> _WHAT IS BEING ASKED_
Transcribe the records below exactly as they appear.

> _PROVIDED DATA_
___

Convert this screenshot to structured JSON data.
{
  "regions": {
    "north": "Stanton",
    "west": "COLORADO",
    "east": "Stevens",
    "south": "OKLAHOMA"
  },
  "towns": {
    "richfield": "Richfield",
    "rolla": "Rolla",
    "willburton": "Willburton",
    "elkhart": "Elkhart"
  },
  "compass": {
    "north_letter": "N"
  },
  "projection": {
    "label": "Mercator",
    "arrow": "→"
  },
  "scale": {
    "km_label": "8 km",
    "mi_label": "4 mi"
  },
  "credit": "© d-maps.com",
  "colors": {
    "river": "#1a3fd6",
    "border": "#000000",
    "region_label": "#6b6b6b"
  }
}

___

> _THE REPLY_
Convert this screenshot to structured JSON data.
{
  "regions": {
    "north": "Stanton",
    "west": "COLORADO",
    "east": "Stevens",
    "south": "OKLAHOMA"
  },
  "towns": {
    "richfield": "Richfield",
    "rolla": "Rolla",
    "willburton": "Willburton",
    "elkhart": "Elkhart"
  },
  "compass": {
    "north_letter": "N"
  },
  "projection": {
    "label": "Mercator",
    "arrow": "→"
  },
  "scale": {
    "km_label": "8 km",
    "mi_label": "4 mi"
  },
  "credit": "© d-maps.com",
  "colors": {
    "river": "#1a3fd6",
    "border": "#000000",
    "region_label": "#6b6b6b"
  }
}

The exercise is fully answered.